• **WHAT IS ASKED**
For this exercise, copy out each line of the material below that includes "都是动词".
******************************
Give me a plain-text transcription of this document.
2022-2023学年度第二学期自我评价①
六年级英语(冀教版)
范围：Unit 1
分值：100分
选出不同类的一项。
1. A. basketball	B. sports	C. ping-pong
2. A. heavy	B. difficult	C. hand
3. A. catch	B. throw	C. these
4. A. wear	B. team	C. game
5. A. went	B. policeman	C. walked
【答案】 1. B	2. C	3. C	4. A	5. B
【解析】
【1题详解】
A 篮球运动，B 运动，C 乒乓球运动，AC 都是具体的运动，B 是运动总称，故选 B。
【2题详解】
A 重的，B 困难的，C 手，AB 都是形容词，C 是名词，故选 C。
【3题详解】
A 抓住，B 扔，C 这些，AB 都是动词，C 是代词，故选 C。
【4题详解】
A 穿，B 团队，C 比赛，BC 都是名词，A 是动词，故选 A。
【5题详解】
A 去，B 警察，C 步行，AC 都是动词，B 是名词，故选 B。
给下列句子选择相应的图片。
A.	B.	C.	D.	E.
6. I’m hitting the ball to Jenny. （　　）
******************************
• **TASK RESULT**
A 抓住，B 扔，C 这些，AB 都是动词，C 是代词，故选 C。
A 去，B 警察，C 步行，AC 都是动词，B 是名词，故选 B。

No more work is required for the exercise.